前回の投稿では金曜・土曜の様子を書きました、今回は最終日、日曜のレースの様子を写真と一緒に書いていこうと思います。
日曜日にはF1の出来事は二つ、「ドライバーズ・パレード」と「レース」があります。
僕は運が良いのか悪いのか、色々な抽選に全部当たってしまったので今回サーキットに出るタイミングが2度しか無く、どこのコーナーで今日写真を撮るか、会場に入ってからいくつかのコーナーを下見に行きました。
僕らフォトグラファーはサーキットのすぐ近くで写真を撮っていますが後ろには金網があり観客が居て、その盛り上がりを見ているのも結構面白いんですよね。
フェラーリのファン達
前に出てくるのは男性が多いように見えますが、実は今のF1の観客の40% 以上は若い女の子で、世界中を追いかけているような子もいるのは、おそらくなぜかドライバーが男前ばかりだからでしょう。

• [項目]
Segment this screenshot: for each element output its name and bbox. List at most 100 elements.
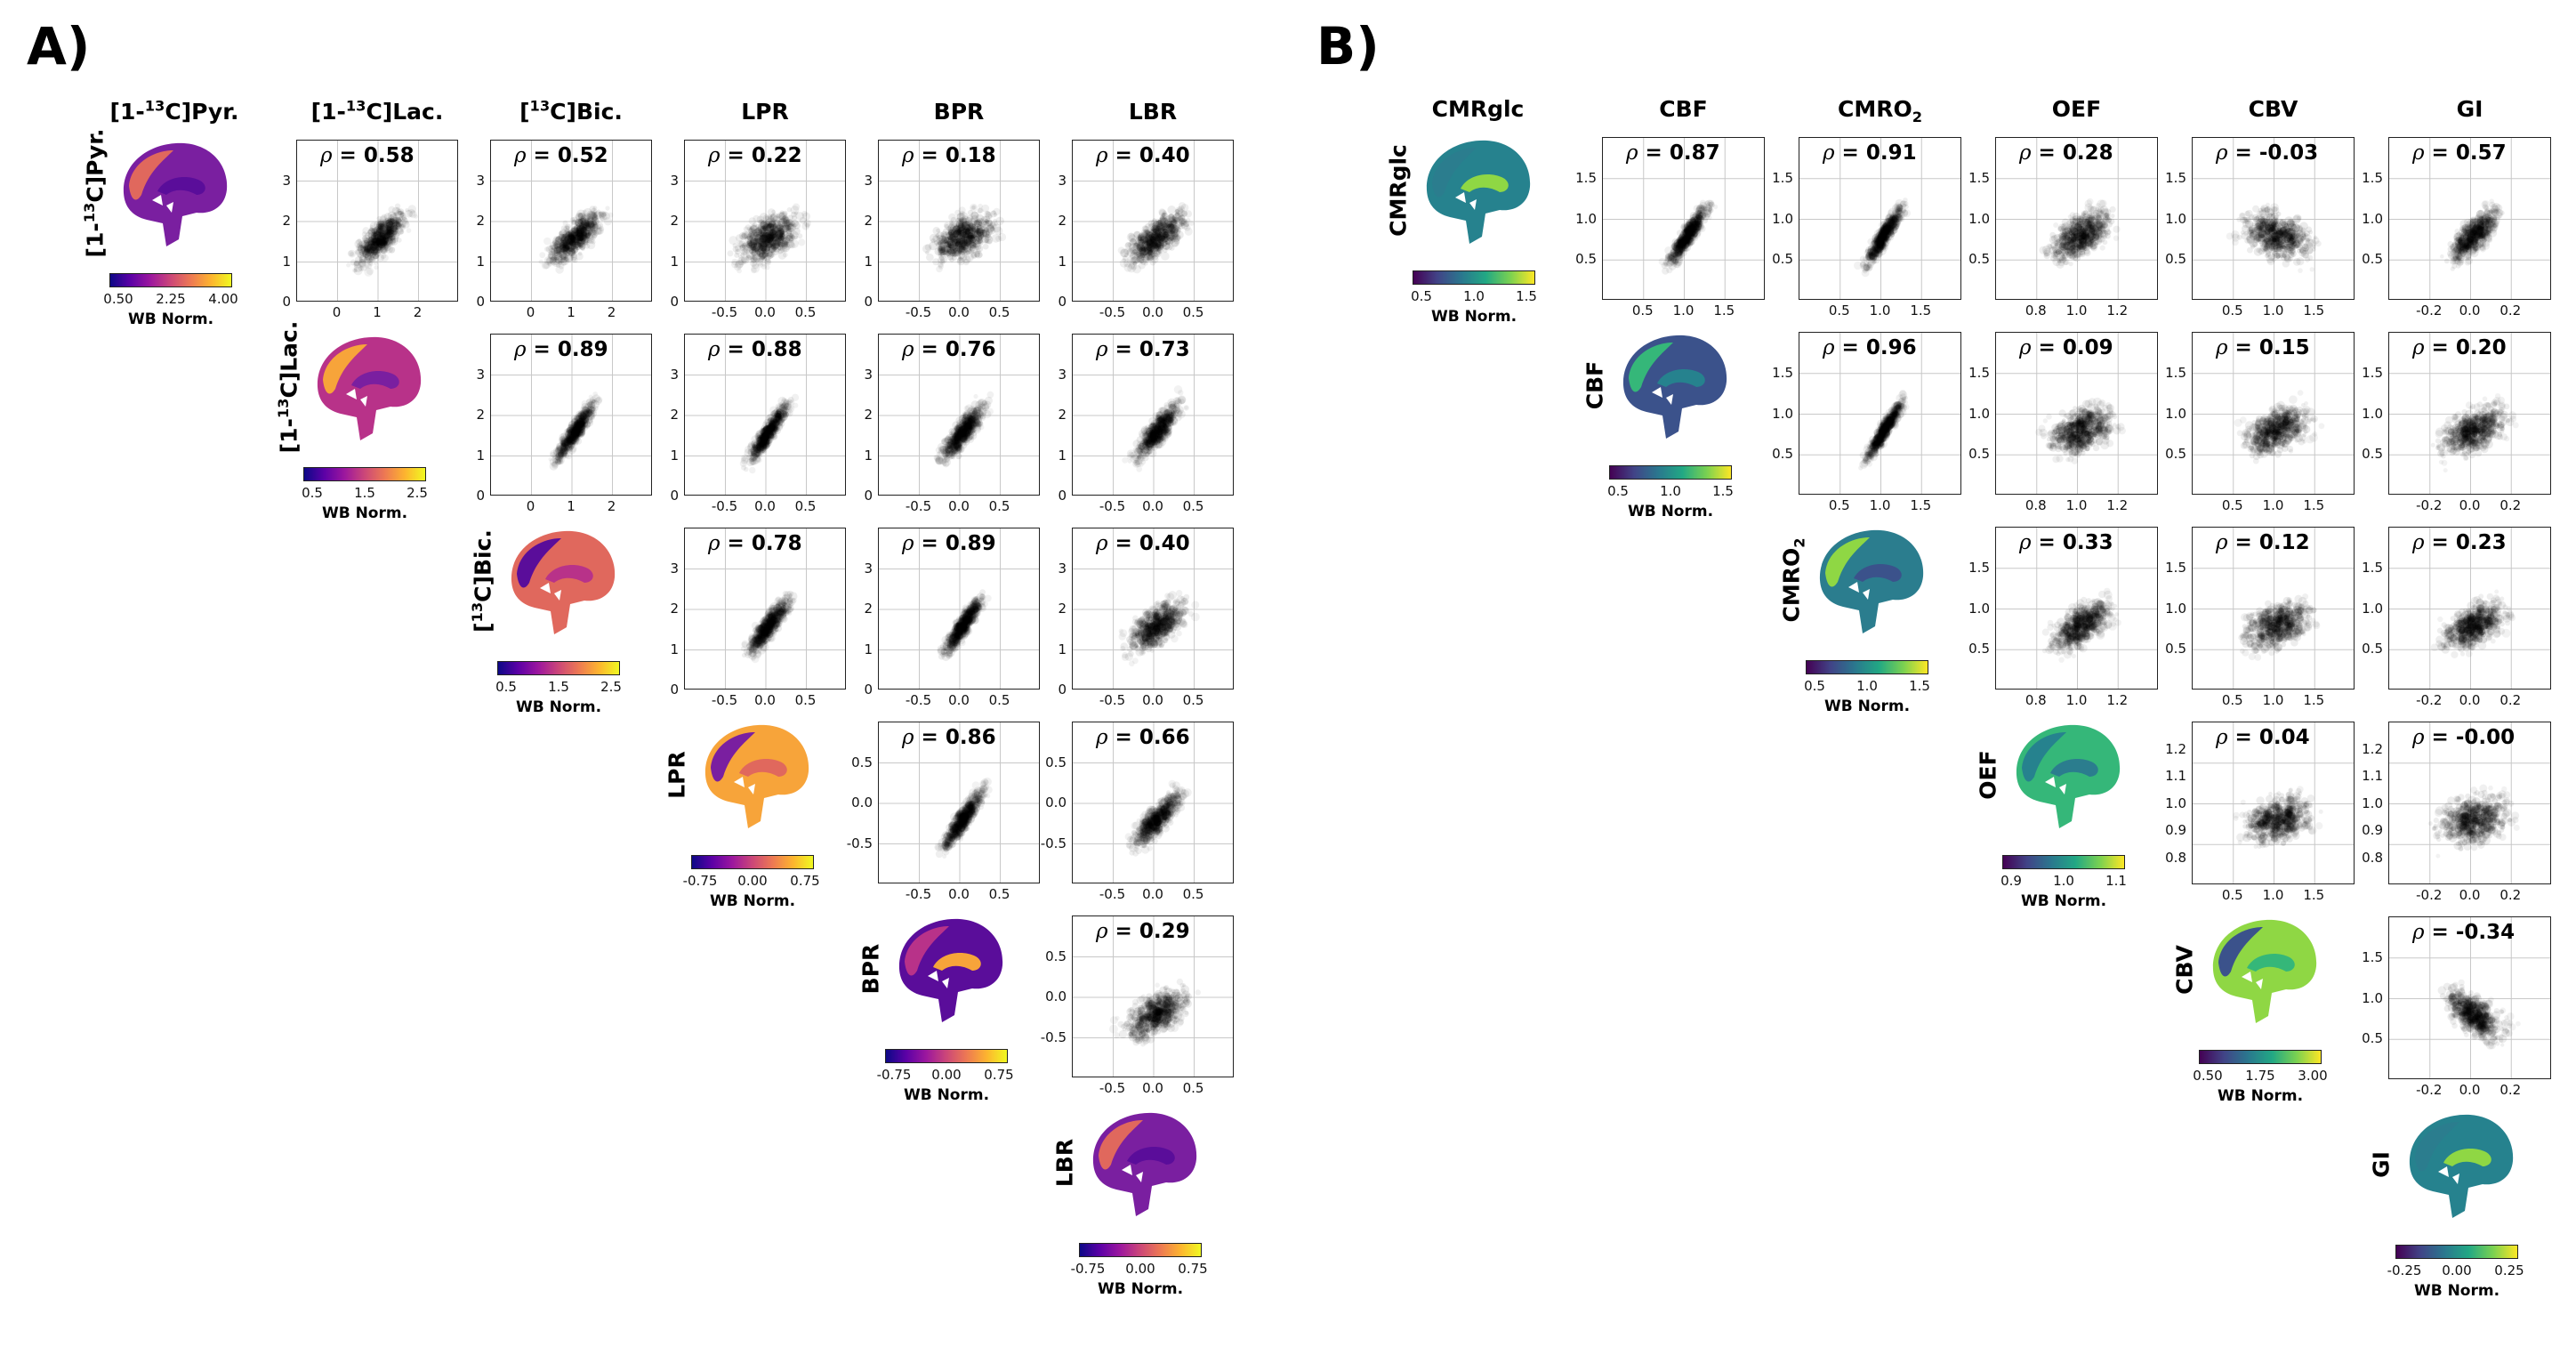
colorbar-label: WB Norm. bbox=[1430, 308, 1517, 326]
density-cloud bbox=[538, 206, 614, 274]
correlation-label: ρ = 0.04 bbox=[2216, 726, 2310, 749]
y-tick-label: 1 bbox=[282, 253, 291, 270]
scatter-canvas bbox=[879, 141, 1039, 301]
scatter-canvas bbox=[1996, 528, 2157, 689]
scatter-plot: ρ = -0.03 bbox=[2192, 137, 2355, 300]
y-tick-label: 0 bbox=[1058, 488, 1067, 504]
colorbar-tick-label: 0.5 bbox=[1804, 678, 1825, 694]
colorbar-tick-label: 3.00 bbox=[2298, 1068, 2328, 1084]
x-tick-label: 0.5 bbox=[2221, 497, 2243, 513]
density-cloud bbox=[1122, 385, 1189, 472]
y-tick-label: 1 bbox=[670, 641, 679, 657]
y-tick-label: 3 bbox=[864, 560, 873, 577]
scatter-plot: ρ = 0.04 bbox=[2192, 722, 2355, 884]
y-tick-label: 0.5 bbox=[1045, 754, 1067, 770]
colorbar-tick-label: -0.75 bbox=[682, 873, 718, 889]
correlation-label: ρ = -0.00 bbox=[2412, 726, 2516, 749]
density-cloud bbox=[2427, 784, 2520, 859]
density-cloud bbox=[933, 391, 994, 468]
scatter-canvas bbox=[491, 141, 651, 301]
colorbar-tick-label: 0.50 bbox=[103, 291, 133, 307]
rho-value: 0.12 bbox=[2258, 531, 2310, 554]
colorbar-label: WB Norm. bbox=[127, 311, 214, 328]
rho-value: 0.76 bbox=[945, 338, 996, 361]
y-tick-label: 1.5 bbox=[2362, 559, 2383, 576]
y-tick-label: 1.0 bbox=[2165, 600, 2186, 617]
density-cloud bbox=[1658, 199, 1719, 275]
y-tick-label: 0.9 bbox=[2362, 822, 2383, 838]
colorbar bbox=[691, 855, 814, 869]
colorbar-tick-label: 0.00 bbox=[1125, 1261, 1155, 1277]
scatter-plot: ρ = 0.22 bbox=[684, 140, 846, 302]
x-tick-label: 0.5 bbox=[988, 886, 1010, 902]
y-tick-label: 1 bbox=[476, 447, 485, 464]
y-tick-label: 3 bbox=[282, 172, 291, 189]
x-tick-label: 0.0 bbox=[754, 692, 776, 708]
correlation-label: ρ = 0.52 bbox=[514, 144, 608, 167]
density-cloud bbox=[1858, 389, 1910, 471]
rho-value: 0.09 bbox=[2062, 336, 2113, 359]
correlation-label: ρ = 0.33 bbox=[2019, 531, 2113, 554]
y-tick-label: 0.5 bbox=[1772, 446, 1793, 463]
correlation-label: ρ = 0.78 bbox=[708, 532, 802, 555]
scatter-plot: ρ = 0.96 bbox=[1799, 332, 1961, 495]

• [やること]
(a) エントリーのうち、「colorbar-label: WB Norm. bbox=[1430, 308, 1517, 326]」を含む行から「rho-value: 0.76 bbox=[945, 338, 996, 361]」を含む行まで（両端を含む）を、空行を除いて番号付きリストとして出力してもらえますか？
(b) F1最終日の撮影について書いた抜粋の続きを書いてもらえますか？

• [課題ごとの回答]
(a)
1. colorbar-label: WB Norm. bbox=[1430, 308, 1517, 326]
2. density-cloud bbox=[538, 206, 614, 274]
3. correlation-label: ρ = 0.04 bbox=[2216, 726, 2310, 749]
4. y-tick-label: 1 bbox=[282, 253, 291, 270]
5. scatter-canvas bbox=[879, 141, 1039, 301]
6. scatter-canvas bbox=[1996, 528, 2157, 689]
7. scatter-plot: ρ = -0.03 bbox=[2192, 137, 2355, 300]
8. y-tick-label: 0 bbox=[1058, 488, 1067, 504]
9. colorbar-tick-label: 0.5 bbox=[1804, 678, 1825, 694]
10. colorbar-tick-label: 3.00 bbox=[2298, 1068, 2328, 1084]
11. x-tick-label: 0.5 bbox=[2221, 497, 2243, 513]
12. density-cloud bbox=[1122, 385, 1189, 472]
13. y-tick-label: 1 bbox=[670, 641, 679, 657]
14. y-tick-label: 3 bbox=[864, 560, 873, 577]
15. scatter-plot: ρ = 0.04 bbox=[2192, 722, 2355, 884]
16. y-tick-label: 0.5 bbox=[1045, 754, 1067, 770]
17. colorbar-tick-label: -0.75 bbox=[682, 873, 718, 889]
18. correlation-label: ρ = -0.00 bbox=[2412, 726, 2516, 749]
19. density-cloud bbox=[2427, 784, 2520, 859]
20. density-cloud bbox=[933, 391, 994, 468]
21. scatter-canvas bbox=[491, 141, 651, 301]
22. colorbar-tick-label: 0.50 bbox=[103, 291, 133, 307]
23. rho-value: 0.12 bbox=[2258, 531, 2310, 554]
24. colorbar-label: WB Norm. bbox=[127, 311, 214, 328]
25. rho-value: 0.76 bbox=[945, 338, 996, 361]

(b)
ドライバーズ・パレード
ランチの後は「ドライバーズ・パレード」と言い、サーキットによっては各ドライバーがクラシックカーなどに乗ってゆっくりサーキットを一周し、その間観衆の声援に手を降ったり、インタビューに答えたりするものです。
これが日曜日には13:00からだったので、この日は少しゆっくり10時頃に宿を出発しましたが、三日間で一番の大渋滞で会場入りするのに一時間半以上かかりました。
朝ご飯のクロワッサンや美味しいイタリアンコーヒーも自由に食べ飲み放題でした、因みに、イタリアでコーヒーが200円以上することはありません。
ここまで一切触れていませんでしたが、このグランプリ期間はF1だけやっているわけではなく、合間にF2、F3、ポルシェのグランプリもやっていました。
F2の優勝者は来年F1に上がるチャンスがあり、J2がJ1の前座として同じ会場でやっている感じです。
僕は正直そこはイマイチ興味がないので一枚も撮っていませんが・・・・・。
「ドライバーズ・パレード」の抽選もあり、これは誰も居ないサーキットに出てパレード出発と帰ってきた時に撮影出来るようになっており、これにもなぜか当たりました。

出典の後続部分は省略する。